* **INFORMATION SHOWN**
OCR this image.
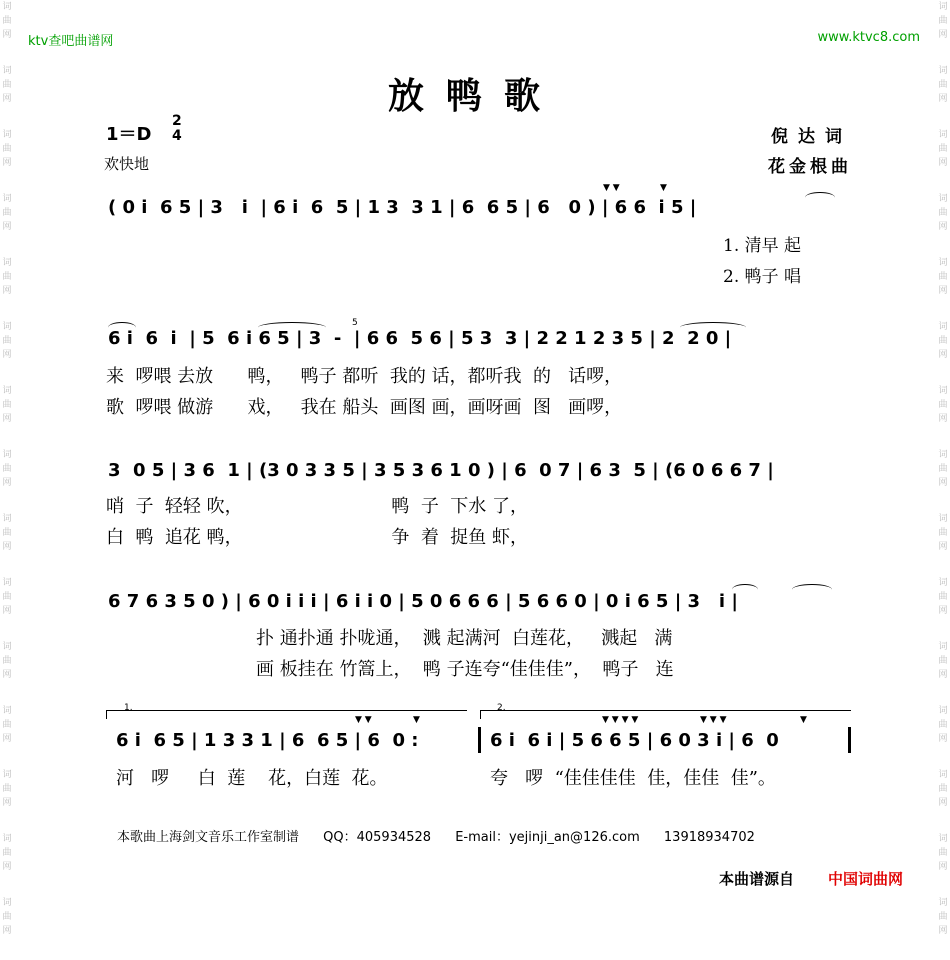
词
曲
网
词
曲
网
词
曲
网
词
曲
网
词
曲
网
词
曲
网
词
曲
网
词
曲
网
词
曲
网
词
曲
网
词
曲
网
词
曲
网
词
曲
网
词
曲
网
词
曲
网
词
曲
网
词
曲
网
词
曲
网
词
曲
网
词
曲
网
词
曲
网
词
曲
网
词
曲
网
词
曲
网
词
曲
网
词
曲
网
词
曲
网
词
曲
网
词
曲
网
词
曲
网
ktv查吧曲谱网	www.ktvc8.com
放鸭歌
1＝D
2
4
欢快地
倪达词
花金根曲
( 0 i  6 5 | 3   i  | 6 i  6  5 | 1 3  3 1 | 6  6 5 | 6   0 ) | 6 6  i 5 |
1. 清早 起
2. 鸭子 唱
▼ ▼	▼
6 i  6  i  | 5  6 i 6 5 | 3  -  | 6 6  5 6 | 5 3  3 | 2 2 1 2 3 5 | 2  2 0 |
5
来  啰喂 去放      鸭，   鸭子 都听  我的 话，都听我  的   话啰，
歌  啰喂 做游      戏，   我在 船头  画图 画，画呀画  图   画啰，
3  0 5 | 3 6  1 | (3 0 3 3 5 | 3 5 3 6 1 0 ) | 6  0 7 | 6 3  5 | (6 0 6 6 7 |
哨  子  轻轻 吹，                          鸭  子  下水 了，
白  鸭  追花 鸭，                          争  着  捉鱼 虾，
6 7 6 3 5 0 ) | 6 0 i i i | 6 i i 0 | 5 0 6 6 6 | 5 6 6 0 | 0 i 6 5 | 3   i |
扑 通扑通 扑咙通，  溅 起满河  白莲花，   溅起   满
画 板挂在 竹篙上，  鸭 子连夸“佳佳佳”，  鸭子   连
1.	2.
6 i  6 5 | 1 3 3 1 | 6  6 5 | 6  0 :	6 i  6 i | 5 6 6 5 | 6 0 3 i | 6  0
▼ ▼	▼	▼ ▼ ▼ ▼	▼ ▼ ▼	▼
河   啰     白  莲    花，白莲  花。	夸   啰  “佳佳佳佳  佳，佳佳  佳”。
本歌曲上海剑文音乐工作室制谱 QQ：405934528 E-mail：yejinji_an@126.com 13918934702
本曲谱源自 中国词曲网
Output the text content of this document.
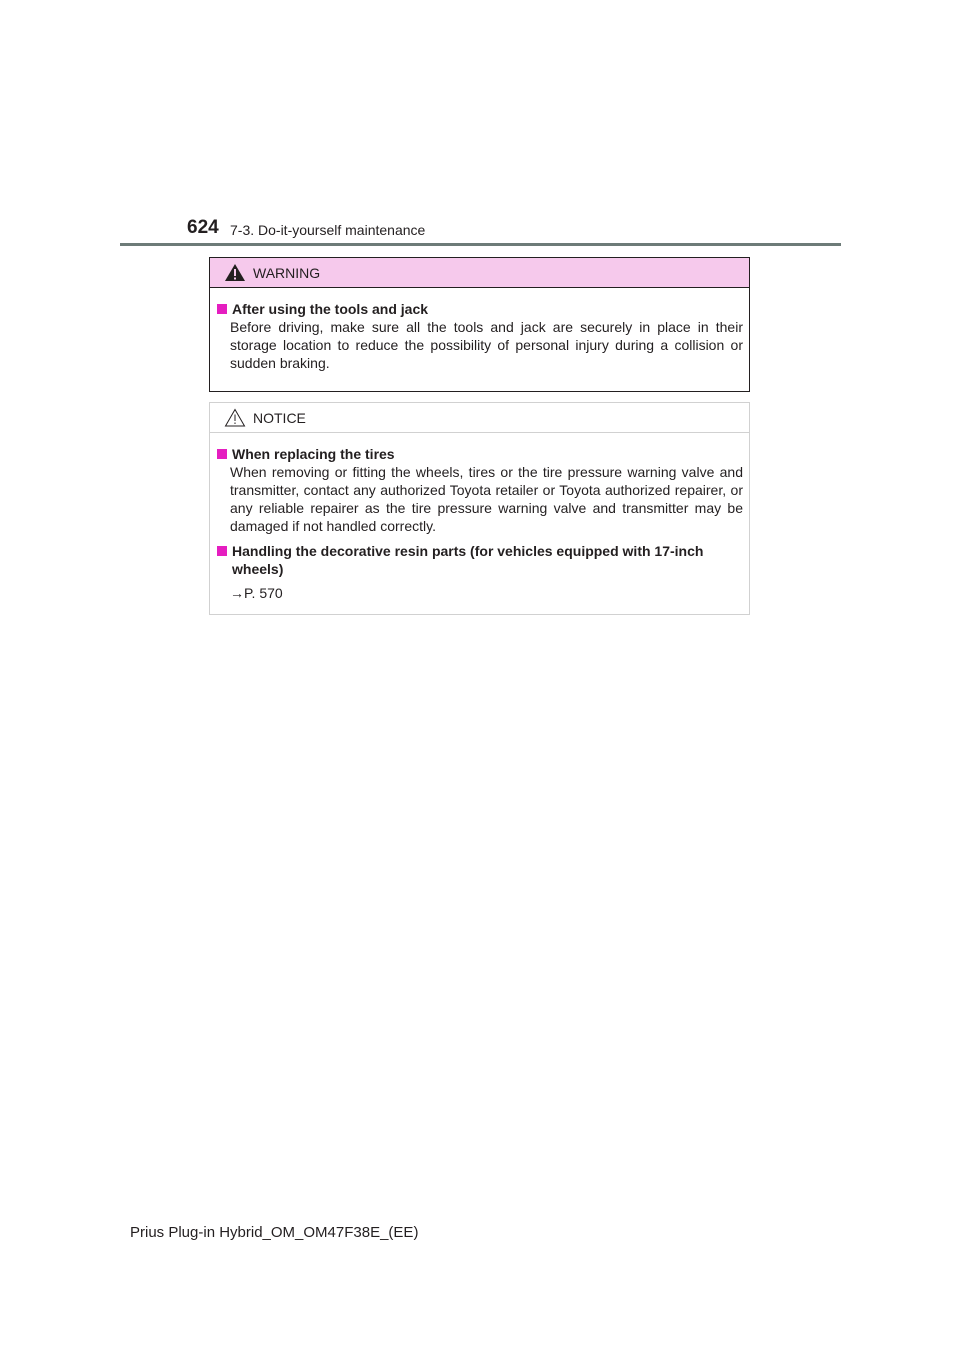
624 7-3. Do-it-yourself maintenance
WARNING
After using the tools and jack
Before driving, make sure all the tools and jack are securely in place in their storage location to reduce the possibility of personal injury during a collision or sudden braking.
NOTICE
When replacing the tires
When removing or fitting the wheels, tires or the tire pressure warning valve and transmitter, contact any authorized Toyota retailer or Toyota authorized repairer, or any reliable repairer as the tire pressure warning valve and transmitter may be damaged if not handled correctly.
Handling the decorative resin parts (for vehicles equipped with 17-inch wheels)
→P. 570
Prius Plug-in Hybrid_OM_OM47F38E_(EE)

* **WHAT TO WORK ON**
The records above are to be quoted exactly, with all pictures left out.

* **TASK OUTPUT**
OCR this image.
词
曲
网
词
曲
网
词
曲
网
词
曲
网
词
曲
网
词
曲
网
词
曲
网
词
曲
网
词
曲
网
词
曲
网
词
曲
网
词
曲
网
词
曲
网
词
曲
网
词
曲
网
词
曲
网
词
曲
网
词
曲
网
词
曲
网
词
曲
网
词
曲
网
词
曲
网
词
曲
网
词
曲
网
词
曲
网
词
曲
网
词
曲
网
词
曲
网
词
曲
网
词
曲
网
ktv查吧曲谱网	www.ktvc8.com
放鸭歌
1＝D
2
4
欢快地
倪达词
花金根曲
( 0 i  6 5 | 3   i  | 6 i  6  5 | 1 3  3 1 | 6  6 5 | 6   0 ) | 6 6  i 5 |
1. 清早 起
2. 鸭子 唱
▼ ▼	▼
6 i  6  i  | 5  6 i 6 5 | 3  -  | 6 6  5 6 | 5 3  3 | 2 2 1 2 3 5 | 2  2 0 |
5
来  啰喂 去放      鸭，   鸭子 都听  我的 话，都听我  的   话啰，
歌  啰喂 做游      戏，   我在 船头  画图 画，画呀画  图   画啰，
3  0 5 | 3 6  1 | (3 0 3 3 5 | 3 5 3 6 1 0 ) | 6  0 7 | 6 3  5 | (6 0 6 6 7 |
哨  子  轻轻 吹，                          鸭  子  下水 了，
白  鸭  追花 鸭，                          争  着  捉鱼 虾，
6 7 6 3 5 0 ) | 6 0 i i i | 6 i i 0 | 5 0 6 6 6 | 5 6 6 0 | 0 i 6 5 | 3   i |
扑 通扑通 扑咙通，  溅 起满河  白莲花，   溅起   满
画 板挂在 竹篙上，  鸭 子连夸“佳佳佳”，  鸭子   连
1.	2.
6 i  6 5 | 1 3 3 1 | 6  6 5 | 6  0 :	6 i  6 i | 5 6 6 5 | 6 0 3 i | 6  0
▼ ▼	▼	▼ ▼ ▼ ▼	▼ ▼ ▼	▼
河   啰     白  莲    花，白莲  花。	夸   啰  “佳佳佳佳  佳，佳佳  佳”。
本歌曲上海剑文音乐工作室制谱 QQ：405934528 E-mail：yejinji_an@126.com 13918934702
本曲谱源自 中国词曲网
Output the text content of this document.
624 7-3. Do-it-yourself maintenance
WARNING
After using the tools and jack
Before driving, make sure all the tools and jack are securely in place in their storage location to reduce the possibility of personal injury during a collision or sudden braking.
NOTICE
When replacing the tires
When removing or fitting the wheels, tires or the tire pressure warning valve and transmitter, contact any authorized Toyota retailer or Toyota authorized repairer, or any reliable repairer as the tire pressure warning valve and transmitter may be damaged if not handled correctly.
Handling the decorative resin parts (for vehicles equipped with 17-inch wheels)
→P. 570
Prius Plug-in Hybrid_OM_OM47F38E_(EE)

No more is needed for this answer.